TASK TO CARRY OUT: Check every line below for the word "Agent" and copy each one that has it.

EXTRACTED INFORMATION:
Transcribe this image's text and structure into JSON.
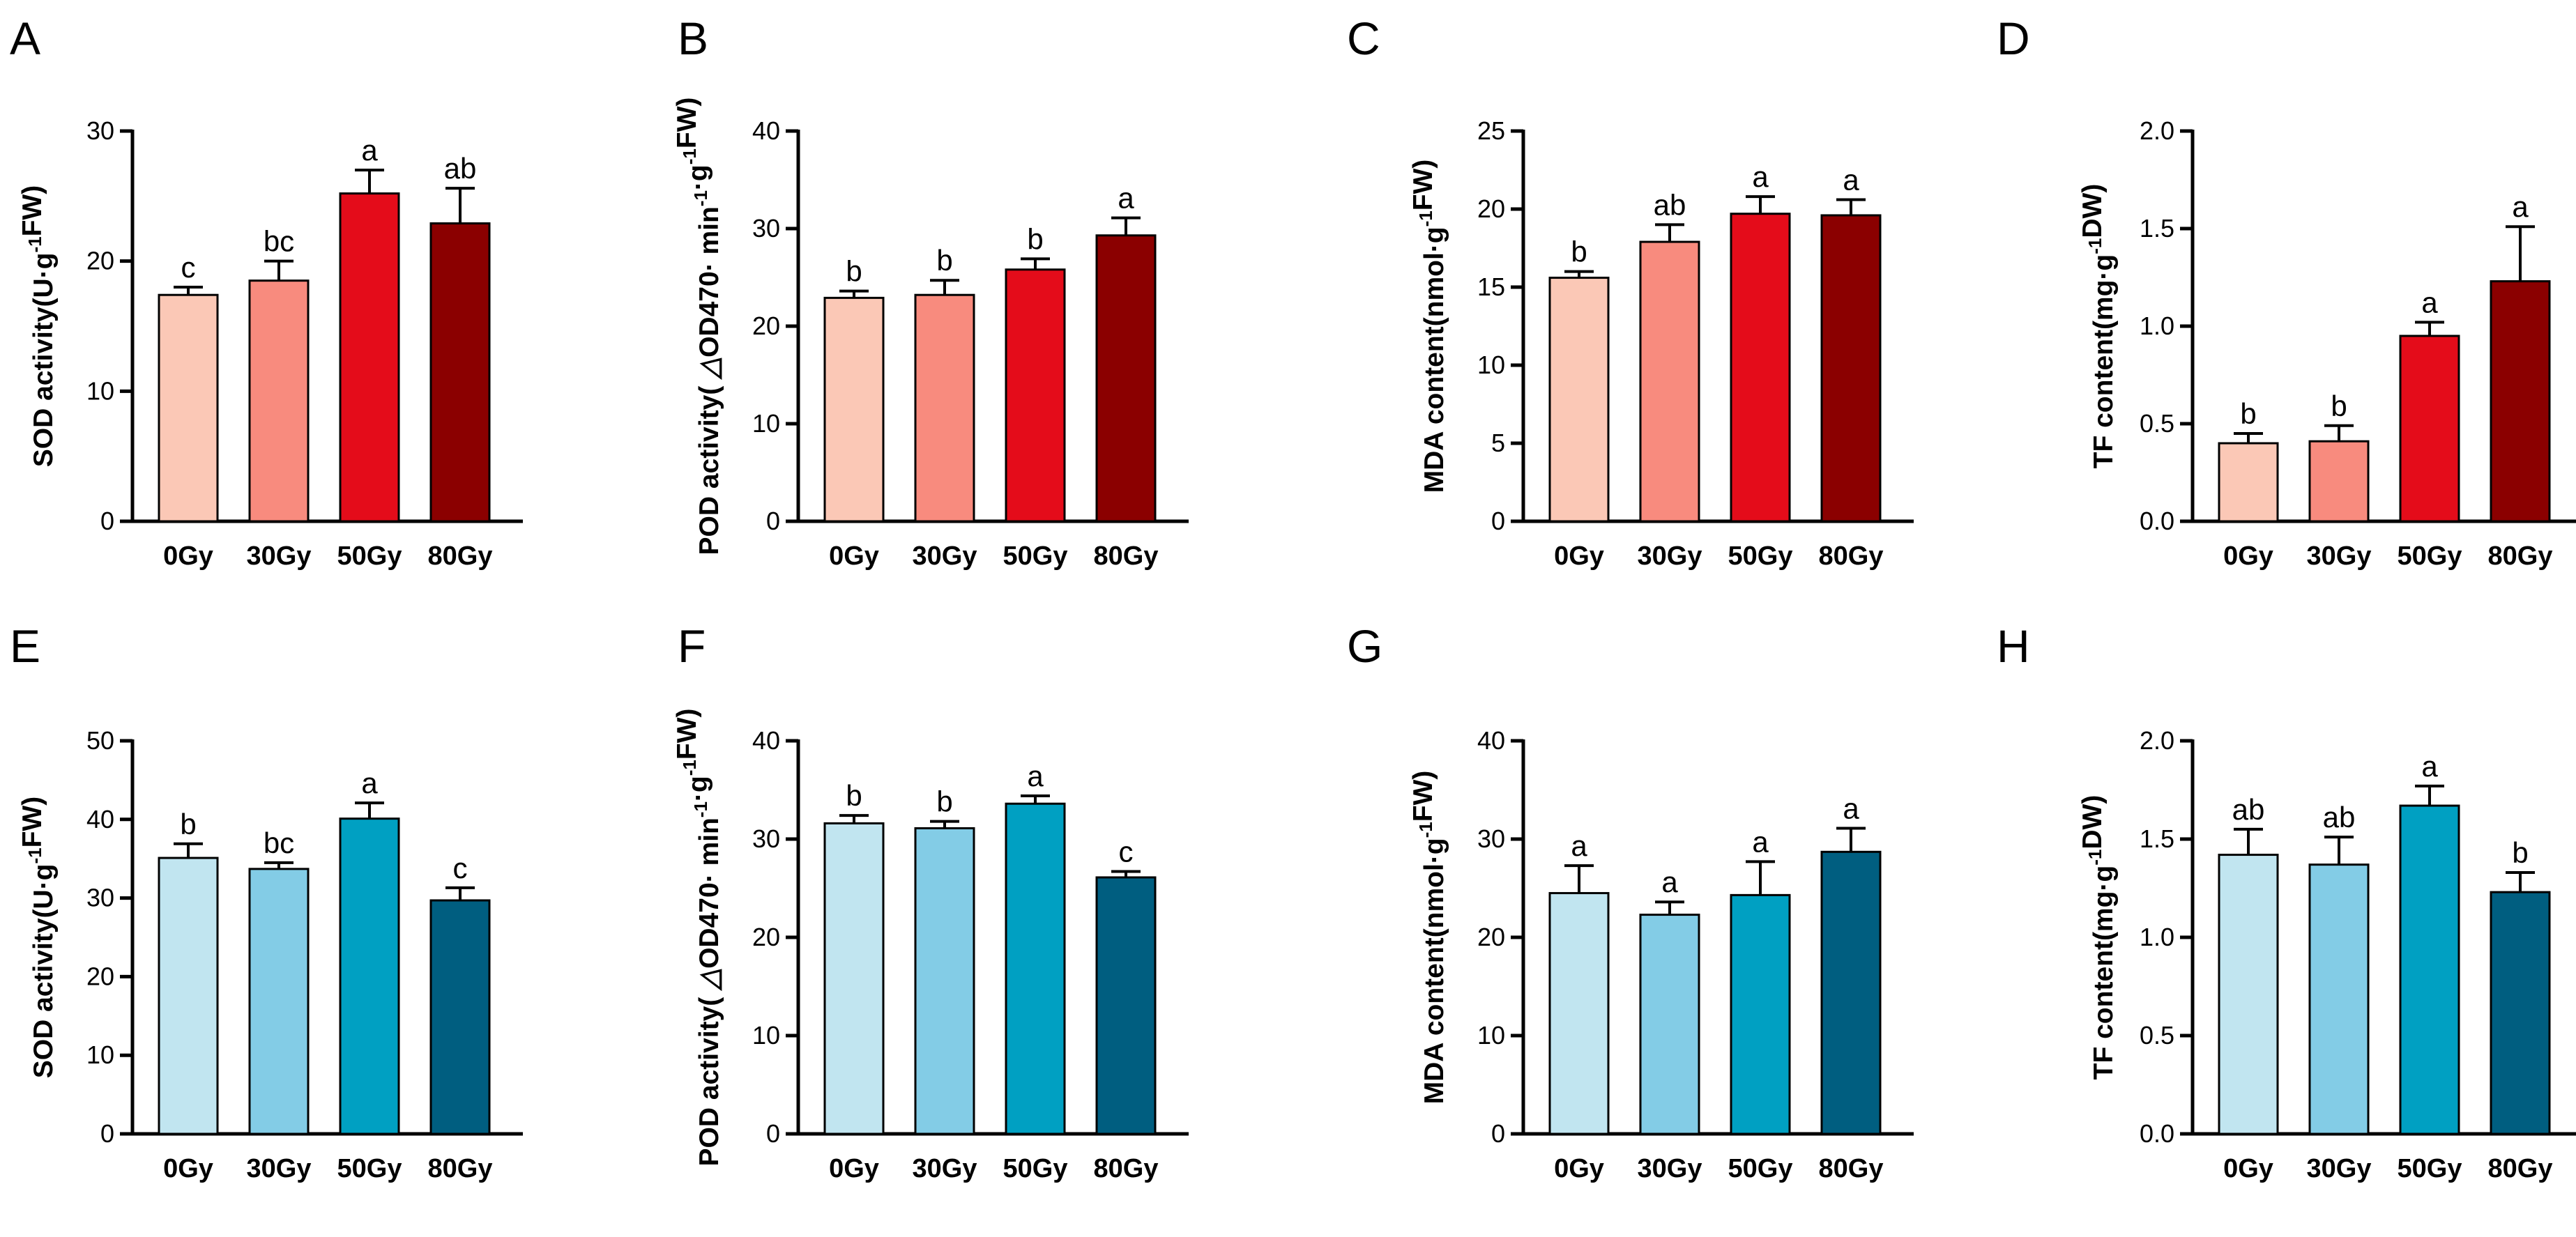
{
  "chart_data": [
    {
      "type": "bar",
      "panel": "A",
      "group": "top",
      "ylabel": [
        {
          "t": "SOD activity(U·g"
        },
        {
          "t": "-1",
          "sup": true
        },
        {
          "t": "FW)"
        }
      ],
      "ylim": [
        0,
        30
      ],
      "yticks": [
        0,
        10,
        20,
        30
      ],
      "categories": [
        "0Gy",
        "30Gy",
        "50Gy",
        "80Gy"
      ],
      "values": [
        17.4,
        18.5,
        25.2,
        22.9
      ],
      "errors": [
        0.6,
        1.5,
        1.8,
        2.7
      ],
      "significance": [
        "c",
        "bc",
        "a",
        "ab"
      ]
    },
    {
      "type": "bar",
      "panel": "B",
      "group": "top",
      "ylabel": [
        {
          "t": "POD activity( "
        },
        {
          "t": "△",
          "ital": true
        },
        {
          "t": "OD470· min"
        },
        {
          "t": "-1",
          "sup": true
        },
        {
          "t": "·g"
        },
        {
          "t": "-1",
          "sup": true
        },
        {
          "t": "FW)"
        }
      ],
      "ylim": [
        0,
        40
      ],
      "yticks": [
        0,
        10,
        20,
        30,
        40
      ],
      "categories": [
        "0Gy",
        "30Gy",
        "50Gy",
        "80Gy"
      ],
      "values": [
        22.9,
        23.2,
        25.8,
        29.3
      ],
      "errors": [
        0.7,
        1.5,
        1.1,
        1.8
      ],
      "significance": [
        "b",
        "b",
        "b",
        "a"
      ]
    },
    {
      "type": "bar",
      "panel": "C",
      "group": "top",
      "ylabel": [
        {
          "t": "MDA content(nmol·g"
        },
        {
          "t": "-1",
          "sup": true
        },
        {
          "t": "FW)"
        }
      ],
      "ylim": [
        0,
        25
      ],
      "yticks": [
        0,
        5,
        10,
        15,
        20,
        25
      ],
      "categories": [
        "0Gy",
        "30Gy",
        "50Gy",
        "80Gy"
      ],
      "values": [
        15.6,
        17.9,
        19.7,
        19.6
      ],
      "errors": [
        0.4,
        1.1,
        1.1,
        1.0
      ],
      "significance": [
        "b",
        "ab",
        "a",
        "a"
      ]
    },
    {
      "type": "bar",
      "panel": "D",
      "group": "top",
      "ylabel": [
        {
          "t": "TF content(mg·g"
        },
        {
          "t": "-1",
          "sup": true
        },
        {
          "t": "DW)"
        }
      ],
      "ylim": [
        0,
        2.0
      ],
      "yticks": [
        "0.0",
        "0.5",
        "1.0",
        "1.5",
        "2.0"
      ],
      "categories": [
        "0Gy",
        "30Gy",
        "50Gy",
        "80Gy"
      ],
      "values": [
        0.4,
        0.41,
        0.95,
        1.23
      ],
      "errors": [
        0.05,
        0.08,
        0.07,
        0.28
      ],
      "significance": [
        "b",
        "b",
        "a",
        "a"
      ]
    },
    {
      "type": "bar",
      "panel": "E",
      "group": "bottom",
      "ylabel": [
        {
          "t": "SOD activity(U·g"
        },
        {
          "t": "-1",
          "sup": true
        },
        {
          "t": "FW)"
        }
      ],
      "ylim": [
        0,
        50
      ],
      "yticks": [
        0,
        10,
        20,
        30,
        40,
        50
      ],
      "categories": [
        "0Gy",
        "30Gy",
        "50Gy",
        "80Gy"
      ],
      "values": [
        35.1,
        33.7,
        40.1,
        29.7
      ],
      "errors": [
        1.8,
        0.8,
        2.0,
        1.6
      ],
      "significance": [
        "b",
        "bc",
        "a",
        "c"
      ]
    },
    {
      "type": "bar",
      "panel": "F",
      "group": "bottom",
      "ylabel": [
        {
          "t": "POD activity( "
        },
        {
          "t": "△",
          "ital": true
        },
        {
          "t": "OD470· min"
        },
        {
          "t": "-1",
          "sup": true
        },
        {
          "t": "·g"
        },
        {
          "t": "-1",
          "sup": true
        },
        {
          "t": "FW)"
        }
      ],
      "ylim": [
        0,
        40
      ],
      "yticks": [
        0,
        10,
        20,
        30,
        40
      ],
      "categories": [
        "0Gy",
        "30Gy",
        "50Gy",
        "80Gy"
      ],
      "values": [
        31.6,
        31.1,
        33.6,
        26.1
      ],
      "errors": [
        0.8,
        0.7,
        0.8,
        0.6
      ],
      "significance": [
        "b",
        "b",
        "a",
        "c"
      ]
    },
    {
      "type": "bar",
      "panel": "G",
      "group": "bottom",
      "ylabel": [
        {
          "t": "MDA content(nmol·g"
        },
        {
          "t": "-1",
          "sup": true
        },
        {
          "t": "FW)"
        }
      ],
      "ylim": [
        0,
        40
      ],
      "yticks": [
        0,
        10,
        20,
        30,
        40
      ],
      "categories": [
        "0Gy",
        "30Gy",
        "50Gy",
        "80Gy"
      ],
      "values": [
        24.5,
        22.3,
        24.3,
        28.7
      ],
      "errors": [
        2.8,
        1.3,
        3.4,
        2.4
      ],
      "significance": [
        "a",
        "a",
        "a",
        "a"
      ]
    },
    {
      "type": "bar",
      "panel": "H",
      "group": "bottom",
      "ylabel": [
        {
          "t": "TF content(mg·g"
        },
        {
          "t": "-1",
          "sup": true
        },
        {
          "t": "DW)"
        }
      ],
      "ylim": [
        0,
        2.0
      ],
      "yticks": [
        "0.0",
        "0.5",
        "1.0",
        "1.5",
        "2.0"
      ],
      "categories": [
        "0Gy",
        "30Gy",
        "50Gy",
        "80Gy"
      ],
      "values": [
        1.42,
        1.37,
        1.67,
        1.23
      ],
      "errors": [
        0.13,
        0.14,
        0.1,
        0.1
      ],
      "significance": [
        "ab",
        "ab",
        "a",
        "b"
      ]
    }
  ],
  "palettes": {
    "top": [
      "#fbc8b6",
      "#f88b7e",
      "#e40c1a",
      "#8b0000"
    ],
    "bottom": [
      "#c1e5f0",
      "#83cce6",
      "#00a0c2",
      "#005e80"
    ]
  }
}
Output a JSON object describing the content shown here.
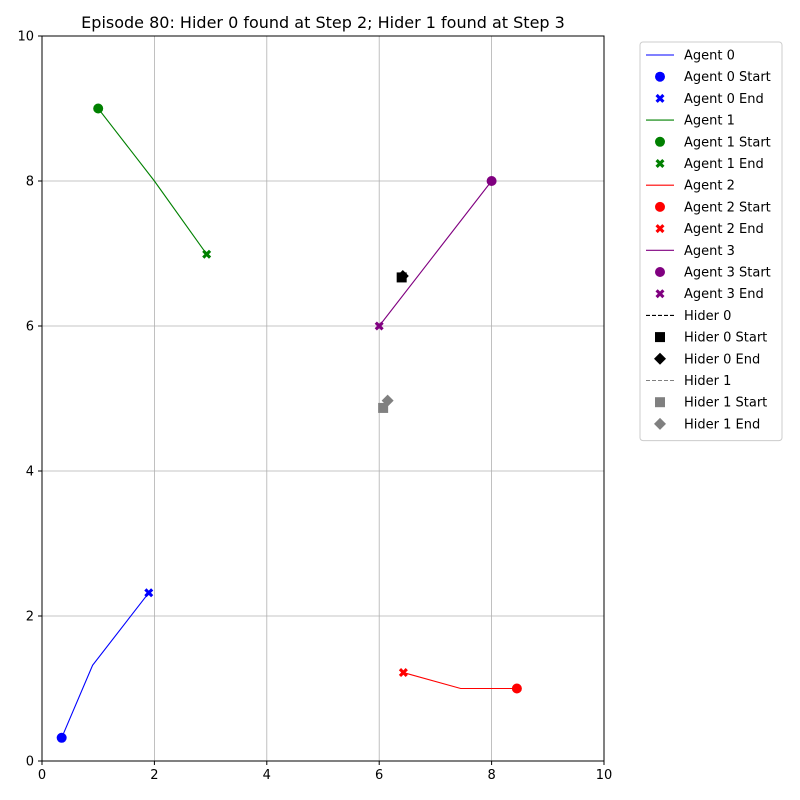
{
  "chart_data": {
    "type": "line",
    "title": "Episode 80: Hider 0 found at Step 2; Hider 1 found at Step 3",
    "xlabel": "",
    "ylabel": "",
    "xlim": [
      0,
      10
    ],
    "ylim": [
      0,
      10
    ],
    "xticks": [
      0,
      2,
      4,
      6,
      8,
      10
    ],
    "yticks": [
      0,
      2,
      4,
      6,
      8,
      10
    ],
    "grid": true,
    "legend_position": "outside-right",
    "series": [
      {
        "name": "Agent 0",
        "color": "#0000ff",
        "dash": "solid",
        "points": [
          [
            0.35,
            0.32
          ],
          [
            0.9,
            1.32
          ],
          [
            1.9,
            2.32
          ]
        ],
        "start_label": "Agent 0 Start",
        "end_label": "Agent 0 End",
        "start_marker": "circle",
        "end_marker": "x"
      },
      {
        "name": "Agent 1",
        "color": "#008000",
        "dash": "solid",
        "points": [
          [
            1.0,
            9.0
          ],
          [
            2.0,
            8.0
          ],
          [
            2.93,
            6.99
          ]
        ],
        "start_label": "Agent 1 Start",
        "end_label": "Agent 1 End",
        "start_marker": "circle",
        "end_marker": "x"
      },
      {
        "name": "Agent 2",
        "color": "#ff0000",
        "dash": "solid",
        "points": [
          [
            8.45,
            1.0
          ],
          [
            7.45,
            1.0
          ],
          [
            6.43,
            1.22
          ]
        ],
        "start_label": "Agent 2 Start",
        "end_label": "Agent 2 End",
        "start_marker": "circle",
        "end_marker": "x"
      },
      {
        "name": "Agent 3",
        "color": "#800080",
        "dash": "solid",
        "points": [
          [
            8.0,
            8.0
          ],
          [
            7.0,
            7.0
          ],
          [
            6.0,
            6.0
          ]
        ],
        "start_label": "Agent 3 Start",
        "end_label": "Agent 3 End",
        "start_marker": "circle",
        "end_marker": "x"
      },
      {
        "name": "Hider 0",
        "color": "#000000",
        "dash": "dashed",
        "points": [
          [
            6.4,
            6.67
          ],
          [
            6.41,
            6.68
          ],
          [
            6.42,
            6.69
          ]
        ],
        "start_label": "Hider 0 Start",
        "end_label": "Hider 0 End",
        "start_marker": "square",
        "end_marker": "diamond"
      },
      {
        "name": "Hider 1",
        "color": "#808080",
        "dash": "dashed",
        "points": [
          [
            6.07,
            4.87
          ],
          [
            6.1,
            4.92
          ],
          [
            6.15,
            4.97
          ]
        ],
        "start_label": "Hider 1 Start",
        "end_label": "Hider 1 End",
        "start_marker": "square",
        "end_marker": "diamond"
      }
    ]
  }
}
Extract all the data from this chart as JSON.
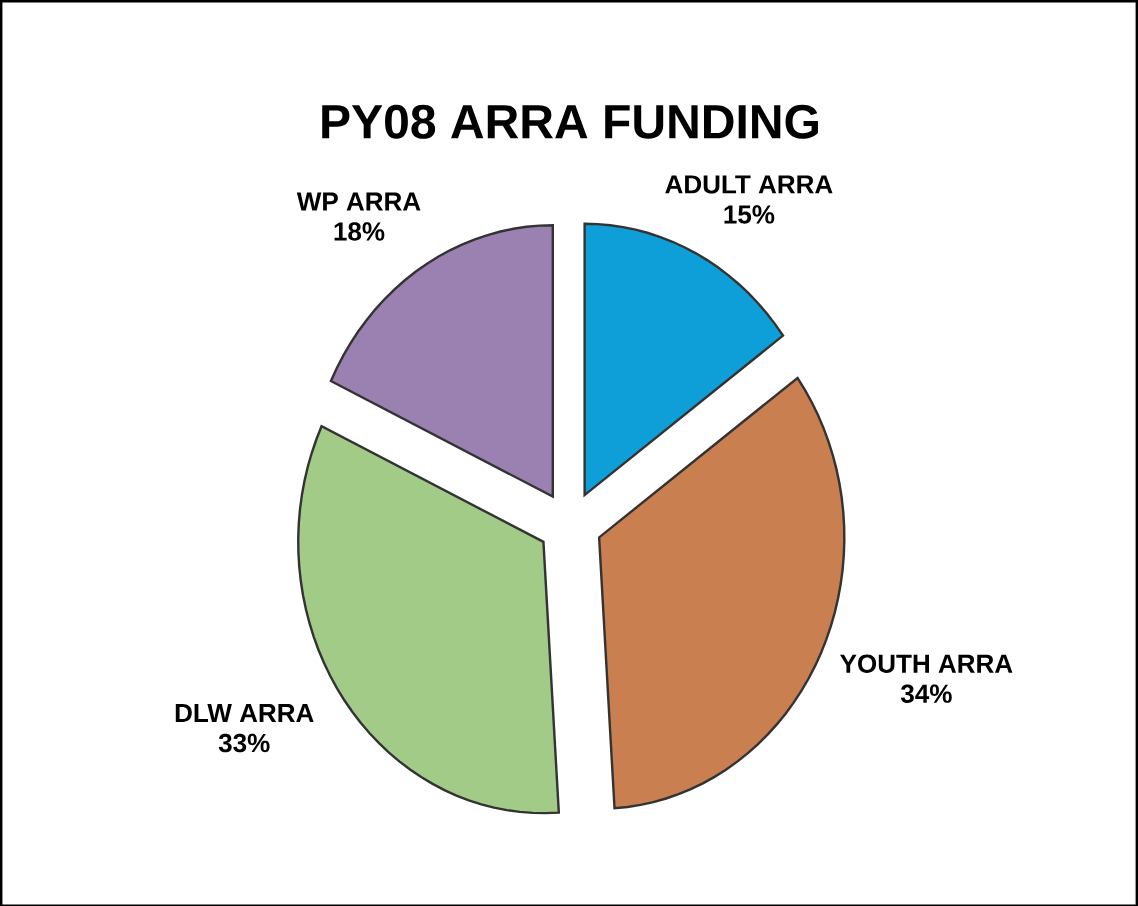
{
  "chart_data": {
    "type": "pie",
    "title": "PY08 ARRA FUNDING",
    "categories": [
      "ADULT ARRA",
      "YOUTH ARRA",
      "DLW ARRA",
      "WP ARRA"
    ],
    "values": [
      15,
      34,
      33,
      18
    ],
    "value_labels": [
      "15%",
      "34%",
      "33%",
      "18%"
    ],
    "colors": [
      "#0f9fd8",
      "#c97f4f",
      "#a2cb88",
      "#9b80b2"
    ]
  }
}
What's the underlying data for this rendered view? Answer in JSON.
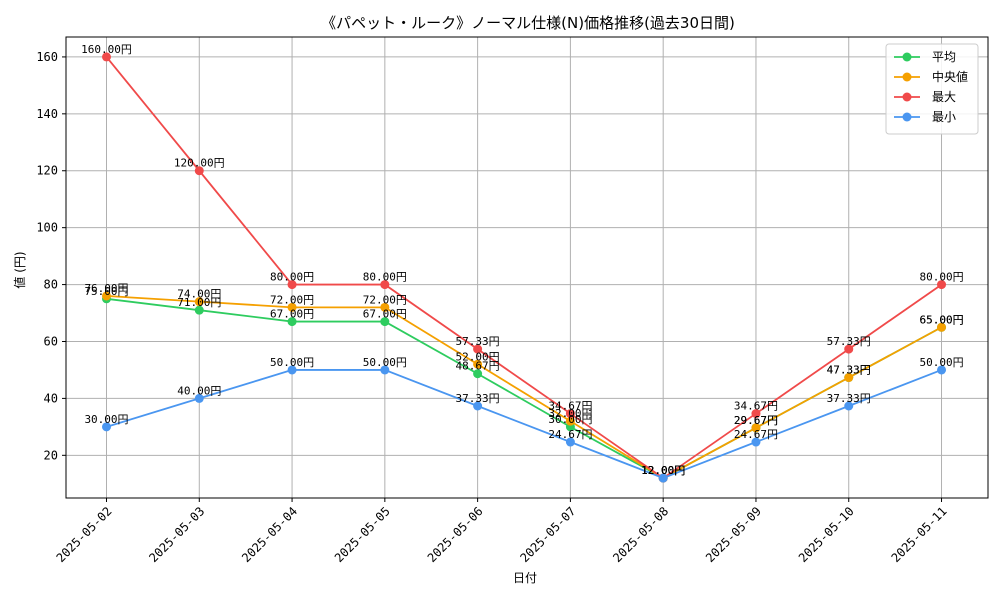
{
  "chart_data": {
    "type": "line",
    "title": "《パペット・ルーク》ノーマル仕様(N)価格推移(過去30日間)",
    "xlabel": "日付",
    "ylabel": "値 (円)",
    "grid": true,
    "legend_position": "top-right",
    "ylim": [
      5,
      167
    ],
    "yticks": [
      20,
      40,
      60,
      80,
      100,
      120,
      140,
      160
    ],
    "categories": [
      "2025-05-02",
      "2025-05-03",
      "2025-05-04",
      "2025-05-05",
      "2025-05-06",
      "2025-05-07",
      "2025-05-08",
      "2025-05-09",
      "2025-05-10",
      "2025-05-11"
    ],
    "series": [
      {
        "key": "avg",
        "name": "平均",
        "color": "#2ecc5f",
        "values": [
          75.0,
          71.0,
          67.0,
          67.0,
          48.67,
          30.0,
          12.0,
          29.67,
          47.33,
          65.0
        ],
        "labels": [
          "75.00円",
          "71.00円",
          "67.00円",
          "67.00円",
          "48.67円",
          "30.00円",
          "12.00円",
          "29.67円",
          "47.33円",
          "65.00円"
        ]
      },
      {
        "key": "median",
        "name": "中央値",
        "color": "#f5a000",
        "values": [
          76.0,
          74.0,
          72.0,
          72.0,
          52.0,
          32.0,
          12.0,
          29.67,
          47.33,
          65.0
        ],
        "labels": [
          "76.00円",
          "74.00円",
          "72.00円",
          "72.00円",
          "52.00円",
          "32.00円",
          "12.00円",
          "29.67円",
          "47.33円",
          "65.00円"
        ]
      },
      {
        "key": "max",
        "name": "最大",
        "color": "#f04a4a",
        "values": [
          160.0,
          120.0,
          80.0,
          80.0,
          57.33,
          34.67,
          12.0,
          34.67,
          57.33,
          80.0
        ],
        "labels": [
          "160.00円",
          "120.00円",
          "80.00円",
          "80.00円",
          "57.33円",
          "34.67円",
          "12.00円",
          "34.67円",
          "57.33円",
          "80.00円"
        ]
      },
      {
        "key": "min",
        "name": "最小",
        "color": "#4a96f0",
        "values": [
          30.0,
          40.0,
          50.0,
          50.0,
          37.33,
          24.67,
          12.0,
          24.67,
          37.33,
          50.0
        ],
        "labels": [
          "30.00円",
          "40.00円",
          "50.00円",
          "50.00円",
          "37.33円",
          "24.67円",
          "12.00円",
          "24.67円",
          "37.33円",
          "50.00円"
        ]
      }
    ]
  }
}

ANSWER TO THIS TASK:
        "name": "Agent 0",
        "start_label": "Agent 0 Start",
        "end_label": "Agent 0 End",
        "name": "Agent 1",
        "start_label": "Agent 1 Start",
        "end_label": "Agent 1 End",
        "name": "Agent 2",
        "start_label": "Agent 2 Start",
        "end_label": "Agent 2 End",
        "name": "Agent 3",
        "start_label": "Agent 3 Start",
        "end_label": "Agent 3 End",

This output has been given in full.